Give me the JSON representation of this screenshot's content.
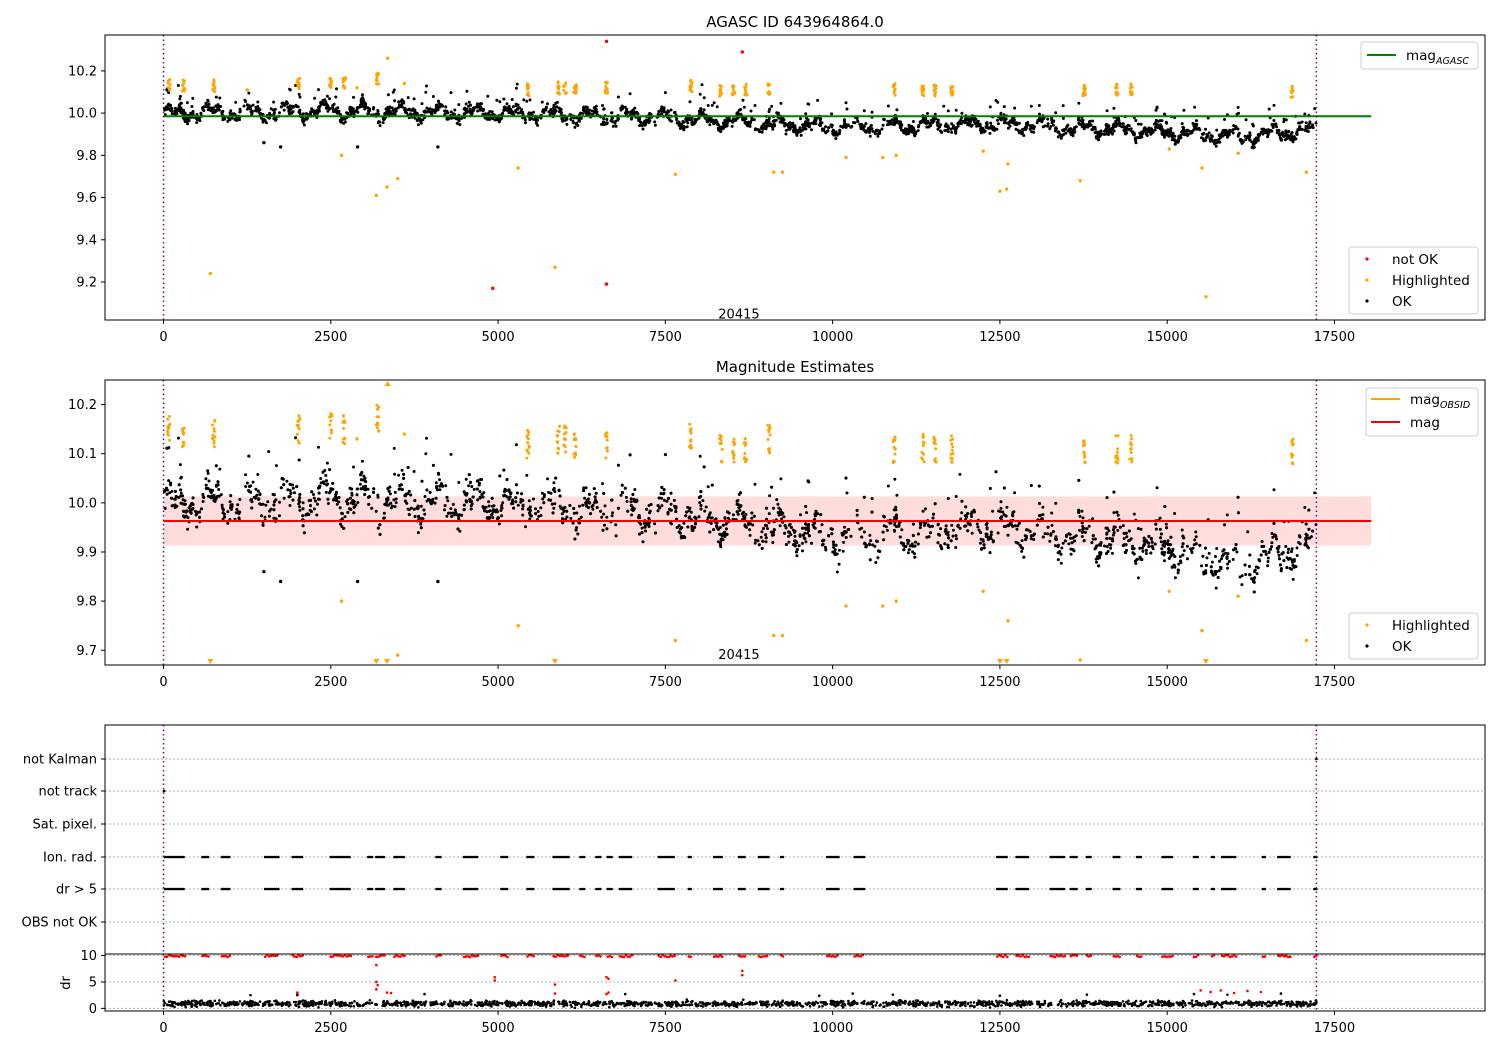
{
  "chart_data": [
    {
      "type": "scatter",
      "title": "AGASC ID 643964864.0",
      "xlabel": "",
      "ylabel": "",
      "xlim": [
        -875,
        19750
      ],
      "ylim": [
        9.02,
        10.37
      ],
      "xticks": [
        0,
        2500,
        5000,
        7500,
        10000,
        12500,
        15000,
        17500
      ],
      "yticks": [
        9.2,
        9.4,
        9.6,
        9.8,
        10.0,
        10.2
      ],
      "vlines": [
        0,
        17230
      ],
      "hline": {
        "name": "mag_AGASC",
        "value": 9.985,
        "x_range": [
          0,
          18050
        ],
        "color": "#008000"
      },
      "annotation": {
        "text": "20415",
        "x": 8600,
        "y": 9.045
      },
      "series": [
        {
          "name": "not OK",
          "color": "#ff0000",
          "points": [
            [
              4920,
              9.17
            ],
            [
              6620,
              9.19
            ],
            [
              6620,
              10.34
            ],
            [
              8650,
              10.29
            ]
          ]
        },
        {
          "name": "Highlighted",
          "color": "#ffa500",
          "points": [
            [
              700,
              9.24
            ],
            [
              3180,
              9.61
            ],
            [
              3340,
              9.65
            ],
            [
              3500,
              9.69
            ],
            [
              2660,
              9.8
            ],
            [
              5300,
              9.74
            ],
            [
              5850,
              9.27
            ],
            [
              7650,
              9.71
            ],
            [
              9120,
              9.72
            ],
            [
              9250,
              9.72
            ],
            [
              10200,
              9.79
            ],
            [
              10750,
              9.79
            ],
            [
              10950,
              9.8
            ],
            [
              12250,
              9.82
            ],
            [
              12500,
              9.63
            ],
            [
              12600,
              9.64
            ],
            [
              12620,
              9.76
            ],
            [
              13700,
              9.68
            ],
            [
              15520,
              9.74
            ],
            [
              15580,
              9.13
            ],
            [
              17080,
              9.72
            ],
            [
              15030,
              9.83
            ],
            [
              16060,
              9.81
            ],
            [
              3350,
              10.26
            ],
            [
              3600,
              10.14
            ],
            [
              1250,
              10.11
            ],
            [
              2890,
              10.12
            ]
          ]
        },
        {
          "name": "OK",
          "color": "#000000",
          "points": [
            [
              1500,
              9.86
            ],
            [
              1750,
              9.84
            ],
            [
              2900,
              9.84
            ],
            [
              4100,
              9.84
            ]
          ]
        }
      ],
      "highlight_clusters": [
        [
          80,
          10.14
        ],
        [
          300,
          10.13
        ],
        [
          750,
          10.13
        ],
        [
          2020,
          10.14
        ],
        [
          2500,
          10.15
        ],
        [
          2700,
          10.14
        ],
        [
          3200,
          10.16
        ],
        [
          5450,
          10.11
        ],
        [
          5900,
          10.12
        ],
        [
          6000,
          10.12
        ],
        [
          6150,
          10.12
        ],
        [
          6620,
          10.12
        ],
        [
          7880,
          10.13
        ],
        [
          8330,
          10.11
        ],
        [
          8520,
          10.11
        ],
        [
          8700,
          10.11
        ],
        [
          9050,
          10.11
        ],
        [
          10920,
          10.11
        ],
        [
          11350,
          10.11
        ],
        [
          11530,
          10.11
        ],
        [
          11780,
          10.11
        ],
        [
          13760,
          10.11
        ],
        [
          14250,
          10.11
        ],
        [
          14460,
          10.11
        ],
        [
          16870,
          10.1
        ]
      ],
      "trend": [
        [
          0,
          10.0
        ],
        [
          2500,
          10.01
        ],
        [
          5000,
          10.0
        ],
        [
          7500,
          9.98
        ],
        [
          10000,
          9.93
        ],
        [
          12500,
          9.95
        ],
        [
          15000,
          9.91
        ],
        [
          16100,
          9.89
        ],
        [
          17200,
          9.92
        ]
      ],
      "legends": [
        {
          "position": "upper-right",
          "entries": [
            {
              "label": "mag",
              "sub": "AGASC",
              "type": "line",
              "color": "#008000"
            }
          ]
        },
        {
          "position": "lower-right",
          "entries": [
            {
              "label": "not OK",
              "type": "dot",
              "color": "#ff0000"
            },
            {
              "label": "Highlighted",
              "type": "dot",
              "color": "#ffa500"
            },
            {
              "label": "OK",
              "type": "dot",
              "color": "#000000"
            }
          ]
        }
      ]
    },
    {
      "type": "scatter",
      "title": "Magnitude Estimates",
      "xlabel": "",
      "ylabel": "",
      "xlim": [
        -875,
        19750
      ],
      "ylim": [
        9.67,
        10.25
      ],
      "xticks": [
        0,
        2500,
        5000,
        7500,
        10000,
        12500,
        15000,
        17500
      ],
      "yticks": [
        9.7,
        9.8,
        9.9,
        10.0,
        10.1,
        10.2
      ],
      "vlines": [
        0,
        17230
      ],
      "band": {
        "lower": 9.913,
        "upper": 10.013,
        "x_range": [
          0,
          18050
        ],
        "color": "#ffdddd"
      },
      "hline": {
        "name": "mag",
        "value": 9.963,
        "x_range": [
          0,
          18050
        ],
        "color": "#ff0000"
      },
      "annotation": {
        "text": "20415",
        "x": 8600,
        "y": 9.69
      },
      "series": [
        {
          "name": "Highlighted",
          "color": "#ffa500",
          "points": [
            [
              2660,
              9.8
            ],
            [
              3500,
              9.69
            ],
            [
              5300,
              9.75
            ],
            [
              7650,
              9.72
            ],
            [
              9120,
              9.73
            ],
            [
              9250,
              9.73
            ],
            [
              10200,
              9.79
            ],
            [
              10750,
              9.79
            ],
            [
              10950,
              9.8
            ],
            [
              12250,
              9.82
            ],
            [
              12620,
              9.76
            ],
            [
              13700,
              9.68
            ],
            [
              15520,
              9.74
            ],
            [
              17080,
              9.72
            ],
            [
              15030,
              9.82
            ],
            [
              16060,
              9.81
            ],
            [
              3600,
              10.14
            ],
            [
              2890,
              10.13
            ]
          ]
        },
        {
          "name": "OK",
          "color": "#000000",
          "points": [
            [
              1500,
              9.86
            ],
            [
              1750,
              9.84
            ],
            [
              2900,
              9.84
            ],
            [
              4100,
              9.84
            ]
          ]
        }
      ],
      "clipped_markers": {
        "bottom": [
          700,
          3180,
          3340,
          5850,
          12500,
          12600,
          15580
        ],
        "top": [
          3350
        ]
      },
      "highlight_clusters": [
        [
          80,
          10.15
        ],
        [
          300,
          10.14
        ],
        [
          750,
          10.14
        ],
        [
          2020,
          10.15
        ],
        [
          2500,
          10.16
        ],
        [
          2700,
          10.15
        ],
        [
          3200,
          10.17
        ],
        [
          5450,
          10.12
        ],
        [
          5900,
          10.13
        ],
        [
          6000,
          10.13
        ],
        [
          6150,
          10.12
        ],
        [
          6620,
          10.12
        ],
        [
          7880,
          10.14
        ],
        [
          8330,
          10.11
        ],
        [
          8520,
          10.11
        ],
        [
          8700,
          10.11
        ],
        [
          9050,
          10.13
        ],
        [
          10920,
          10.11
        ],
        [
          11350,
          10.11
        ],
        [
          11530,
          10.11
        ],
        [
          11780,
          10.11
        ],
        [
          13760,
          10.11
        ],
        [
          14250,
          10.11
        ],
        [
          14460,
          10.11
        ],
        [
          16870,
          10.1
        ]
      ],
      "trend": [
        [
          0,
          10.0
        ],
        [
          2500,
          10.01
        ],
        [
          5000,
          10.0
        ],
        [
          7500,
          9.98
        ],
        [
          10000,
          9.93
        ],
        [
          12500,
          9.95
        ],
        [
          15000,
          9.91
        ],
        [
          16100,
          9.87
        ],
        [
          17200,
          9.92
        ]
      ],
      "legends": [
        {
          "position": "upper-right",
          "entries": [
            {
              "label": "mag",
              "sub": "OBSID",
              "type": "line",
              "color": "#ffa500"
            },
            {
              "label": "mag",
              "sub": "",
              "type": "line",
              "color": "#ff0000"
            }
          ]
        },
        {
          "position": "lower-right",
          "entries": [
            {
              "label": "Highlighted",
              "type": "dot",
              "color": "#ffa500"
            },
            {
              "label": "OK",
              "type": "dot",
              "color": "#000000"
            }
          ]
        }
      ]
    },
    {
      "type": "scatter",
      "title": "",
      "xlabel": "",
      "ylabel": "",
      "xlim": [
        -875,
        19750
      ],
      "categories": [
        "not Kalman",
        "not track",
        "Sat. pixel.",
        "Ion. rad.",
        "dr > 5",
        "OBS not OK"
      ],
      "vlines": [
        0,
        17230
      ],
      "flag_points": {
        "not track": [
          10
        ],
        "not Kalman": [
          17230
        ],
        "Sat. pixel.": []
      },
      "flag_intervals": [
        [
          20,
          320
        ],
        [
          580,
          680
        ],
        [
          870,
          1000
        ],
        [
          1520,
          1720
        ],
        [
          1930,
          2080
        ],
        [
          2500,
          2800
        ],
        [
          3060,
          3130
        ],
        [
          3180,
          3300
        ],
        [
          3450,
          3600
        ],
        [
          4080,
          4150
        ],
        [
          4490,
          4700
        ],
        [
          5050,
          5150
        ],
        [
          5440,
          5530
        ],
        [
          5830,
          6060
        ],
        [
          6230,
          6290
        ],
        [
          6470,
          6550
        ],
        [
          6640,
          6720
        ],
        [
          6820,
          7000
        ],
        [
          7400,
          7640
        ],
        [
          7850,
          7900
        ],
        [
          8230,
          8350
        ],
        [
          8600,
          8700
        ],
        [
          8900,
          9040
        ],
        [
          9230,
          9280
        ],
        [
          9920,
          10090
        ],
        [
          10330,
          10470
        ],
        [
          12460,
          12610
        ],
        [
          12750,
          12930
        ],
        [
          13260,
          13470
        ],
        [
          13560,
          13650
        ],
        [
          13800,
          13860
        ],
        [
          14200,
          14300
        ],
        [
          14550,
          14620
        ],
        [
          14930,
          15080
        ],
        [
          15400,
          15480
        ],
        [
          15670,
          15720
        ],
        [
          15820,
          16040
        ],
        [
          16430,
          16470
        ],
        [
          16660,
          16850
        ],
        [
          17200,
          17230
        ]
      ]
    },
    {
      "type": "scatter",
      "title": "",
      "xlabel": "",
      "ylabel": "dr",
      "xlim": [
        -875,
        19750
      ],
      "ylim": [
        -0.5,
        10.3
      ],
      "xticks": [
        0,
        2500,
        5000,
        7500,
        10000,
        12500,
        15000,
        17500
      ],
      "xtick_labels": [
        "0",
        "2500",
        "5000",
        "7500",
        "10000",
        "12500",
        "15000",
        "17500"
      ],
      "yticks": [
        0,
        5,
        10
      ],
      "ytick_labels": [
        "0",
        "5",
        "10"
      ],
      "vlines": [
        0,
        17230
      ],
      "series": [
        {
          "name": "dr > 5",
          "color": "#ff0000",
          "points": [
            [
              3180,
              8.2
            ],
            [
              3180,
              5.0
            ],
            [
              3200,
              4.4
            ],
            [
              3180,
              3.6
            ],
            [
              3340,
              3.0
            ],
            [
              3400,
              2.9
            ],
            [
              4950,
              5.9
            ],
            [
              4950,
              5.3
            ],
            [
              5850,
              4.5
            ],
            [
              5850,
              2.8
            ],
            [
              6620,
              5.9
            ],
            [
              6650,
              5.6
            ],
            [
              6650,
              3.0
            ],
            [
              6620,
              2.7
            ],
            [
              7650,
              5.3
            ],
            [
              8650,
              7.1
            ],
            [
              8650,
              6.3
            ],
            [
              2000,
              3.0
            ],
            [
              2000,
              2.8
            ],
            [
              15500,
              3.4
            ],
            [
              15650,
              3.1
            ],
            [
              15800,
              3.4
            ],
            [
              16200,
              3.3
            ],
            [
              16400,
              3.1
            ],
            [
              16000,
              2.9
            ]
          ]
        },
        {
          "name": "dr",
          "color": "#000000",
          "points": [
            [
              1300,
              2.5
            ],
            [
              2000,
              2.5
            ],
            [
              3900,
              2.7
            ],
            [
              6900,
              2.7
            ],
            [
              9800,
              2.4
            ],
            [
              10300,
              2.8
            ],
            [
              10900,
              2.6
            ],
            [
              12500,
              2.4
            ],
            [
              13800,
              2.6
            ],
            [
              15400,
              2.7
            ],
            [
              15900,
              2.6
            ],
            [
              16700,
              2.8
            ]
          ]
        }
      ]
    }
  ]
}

## Task to carry out
Using the entries above, state how many lines include the word "title", with no other words.

## Answer in full
4